Data excerpts:
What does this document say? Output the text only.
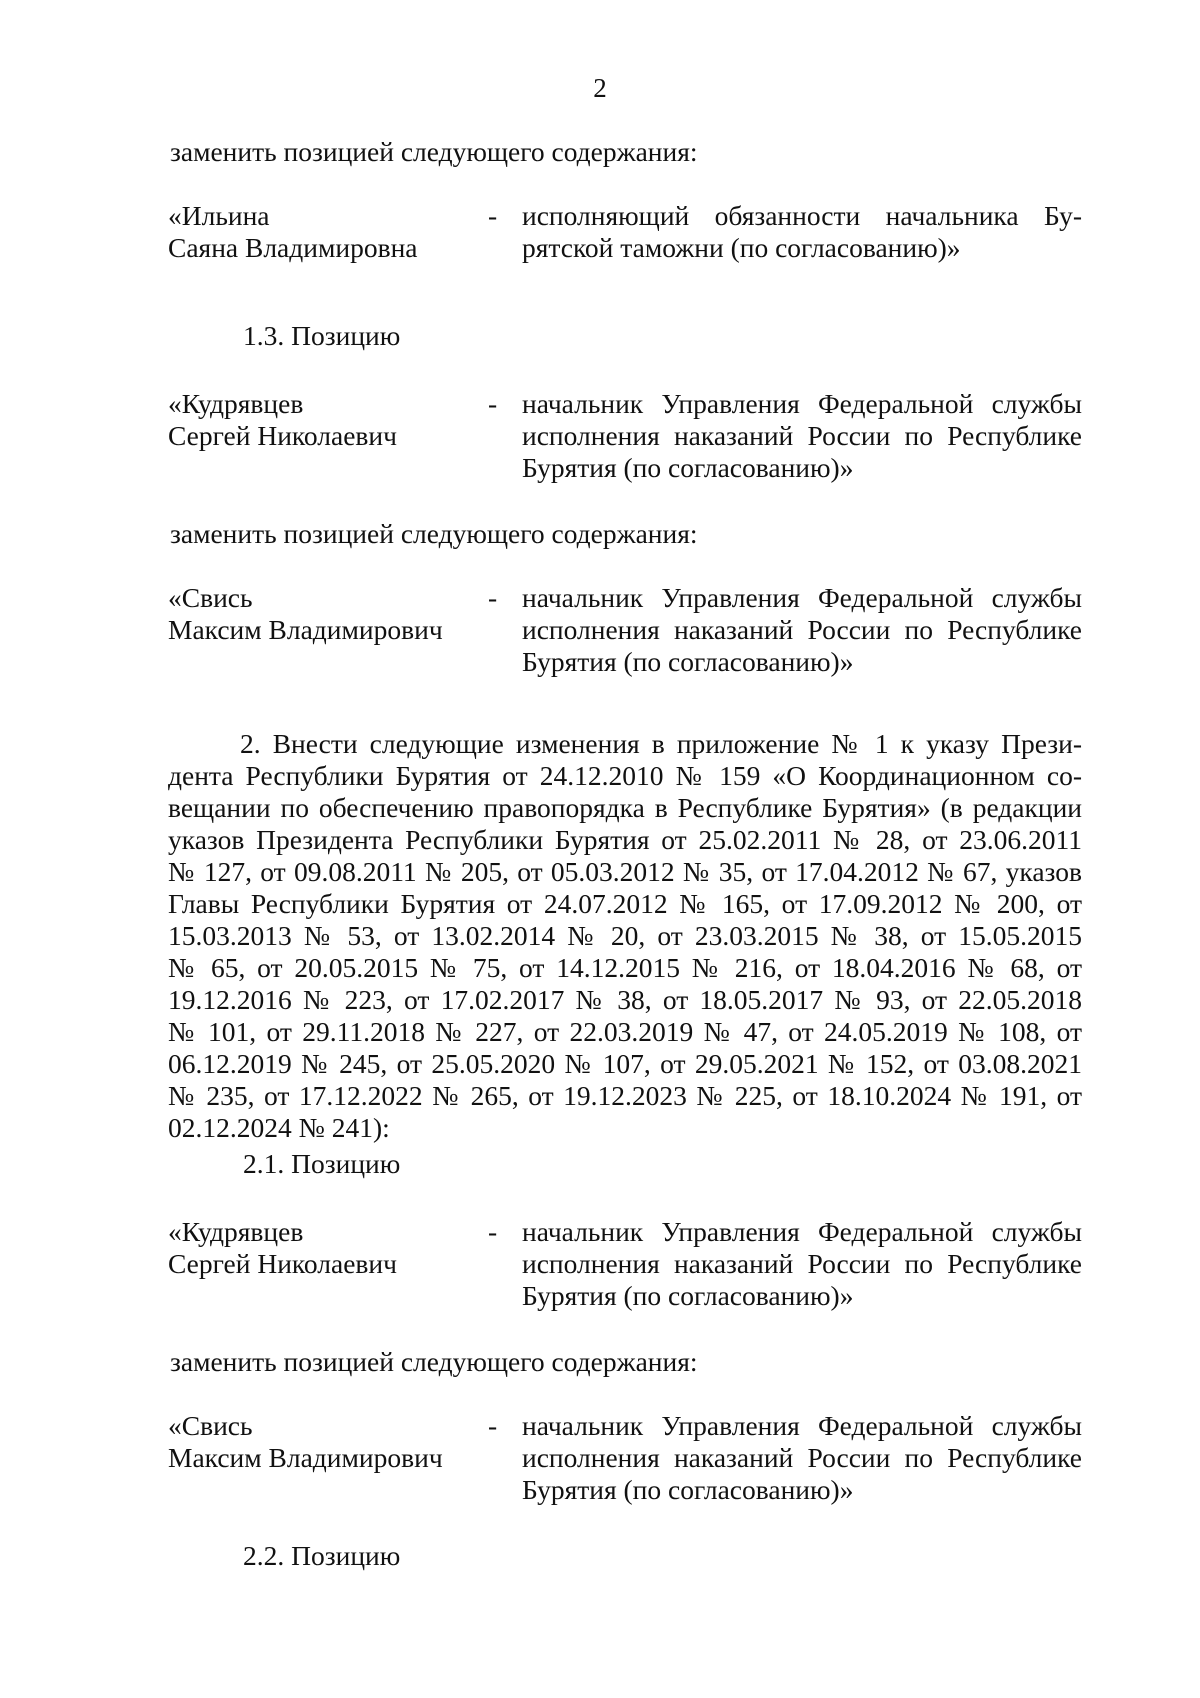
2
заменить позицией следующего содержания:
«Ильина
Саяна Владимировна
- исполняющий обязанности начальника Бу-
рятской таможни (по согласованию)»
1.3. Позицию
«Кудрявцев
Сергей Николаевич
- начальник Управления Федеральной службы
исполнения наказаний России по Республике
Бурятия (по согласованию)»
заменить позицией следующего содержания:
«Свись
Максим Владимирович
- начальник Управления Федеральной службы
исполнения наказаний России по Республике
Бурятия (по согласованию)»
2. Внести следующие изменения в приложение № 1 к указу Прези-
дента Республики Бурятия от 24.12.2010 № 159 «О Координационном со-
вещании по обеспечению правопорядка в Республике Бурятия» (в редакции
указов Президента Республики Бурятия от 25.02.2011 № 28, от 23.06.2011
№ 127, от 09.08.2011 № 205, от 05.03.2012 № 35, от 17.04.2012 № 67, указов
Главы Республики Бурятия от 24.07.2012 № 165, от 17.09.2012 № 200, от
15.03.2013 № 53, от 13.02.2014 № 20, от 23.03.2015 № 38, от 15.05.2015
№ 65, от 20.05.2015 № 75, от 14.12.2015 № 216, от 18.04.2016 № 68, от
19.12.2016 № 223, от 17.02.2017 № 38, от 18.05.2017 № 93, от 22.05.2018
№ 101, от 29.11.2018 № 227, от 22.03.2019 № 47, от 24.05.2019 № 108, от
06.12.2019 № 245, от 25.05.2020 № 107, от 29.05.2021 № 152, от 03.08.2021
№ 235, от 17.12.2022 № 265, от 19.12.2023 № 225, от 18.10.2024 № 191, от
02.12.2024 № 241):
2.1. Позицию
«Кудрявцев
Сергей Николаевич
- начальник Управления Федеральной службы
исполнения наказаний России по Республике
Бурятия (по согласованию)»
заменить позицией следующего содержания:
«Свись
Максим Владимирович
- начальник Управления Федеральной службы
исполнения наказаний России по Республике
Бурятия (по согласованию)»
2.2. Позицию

- WRITTEN PROBLEM -
Restate the whole listing above exactly, please, omitting every image.

- TASK ANSWER -
What does this document say? Output the text only.
2
заменить позицией следующего содержания:
«Ильина
Саяна Владимировна
- исполняющий обязанности начальника Бу-
рятской таможни (по согласованию)»
1.3. Позицию
«Кудрявцев
Сергей Николаевич
- начальник Управления Федеральной службы
исполнения наказаний России по Республике
Бурятия (по согласованию)»
заменить позицией следующего содержания:
«Свись
Максим Владимирович
- начальник Управления Федеральной службы
исполнения наказаний России по Республике
Бурятия (по согласованию)»
2. Внести следующие изменения в приложение № 1 к указу Прези-
дента Республики Бурятия от 24.12.2010 № 159 «О Координационном со-
вещании по обеспечению правопорядка в Республике Бурятия» (в редакции
указов Президента Республики Бурятия от 25.02.2011 № 28, от 23.06.2011
№ 127, от 09.08.2011 № 205, от 05.03.2012 № 35, от 17.04.2012 № 67, указов
Главы Республики Бурятия от 24.07.2012 № 165, от 17.09.2012 № 200, от
15.03.2013 № 53, от 13.02.2014 № 20, от 23.03.2015 № 38, от 15.05.2015
№ 65, от 20.05.2015 № 75, от 14.12.2015 № 216, от 18.04.2016 № 68, от
19.12.2016 № 223, от 17.02.2017 № 38, от 18.05.2017 № 93, от 22.05.2018
№ 101, от 29.11.2018 № 227, от 22.03.2019 № 47, от 24.05.2019 № 108, от
06.12.2019 № 245, от 25.05.2020 № 107, от 29.05.2021 № 152, от 03.08.2021
№ 235, от 17.12.2022 № 265, от 19.12.2023 № 225, от 18.10.2024 № 191, от
02.12.2024 № 241):
2.1. Позицию
«Кудрявцев
Сергей Николаевич
- начальник Управления Федеральной службы
исполнения наказаний России по Республике
Бурятия (по согласованию)»
заменить позицией следующего содержания:
«Свись
Максим Владимирович
- начальник Управления Федеральной службы
исполнения наказаний России по Республике
Бурятия (по согласованию)»
2.2. Позицию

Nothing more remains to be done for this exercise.